[Dataset items]
┌──
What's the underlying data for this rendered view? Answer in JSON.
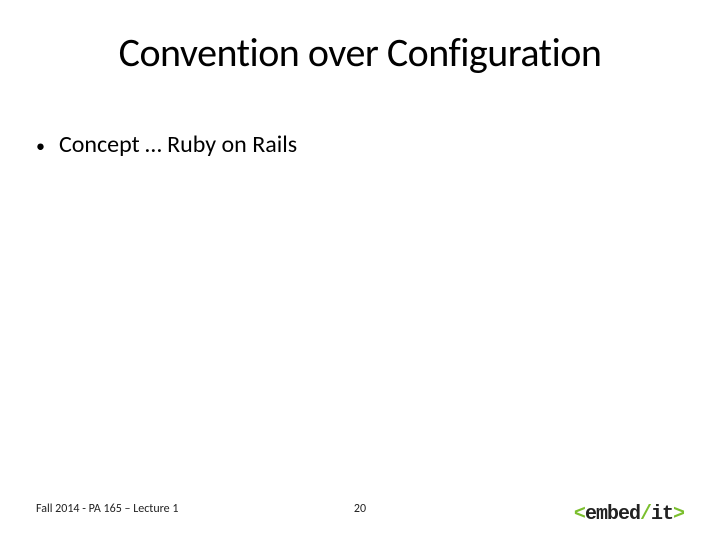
{
  "title": "Convention over Configuration",
  "bullets": [
    {
      "text": "Concept … Ruby on Rails"
    }
  ],
  "footer": {
    "left": "Fall 2014 - PA 165 – Lecture 1",
    "page": "20"
  },
  "logo": {
    "lt": "<",
    "word1": "embed",
    "slash": "/",
    "word2": "it",
    "gt": ">"
  }
}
└──
TASK TO CARRY OUT: Transcribe all of the material exactly, leaving out whatever pictures it contains.

RESULT OF THIS EXERCISE:
What's the underlying data for this rendered view? Answer in JSON.
{
  "title": "Convention over Configuration",
  "bullets": [
    {
      "text": "Concept … Ruby on Rails"
    }
  ],
  "footer": {
    "left": "Fall 2014 - PA 165 – Lecture 1",
    "page": "20"
  },
  "logo": {
    "lt": "<",
    "word1": "embed",
    "slash": "/",
    "word2": "it",
    "gt": ">"
  }
}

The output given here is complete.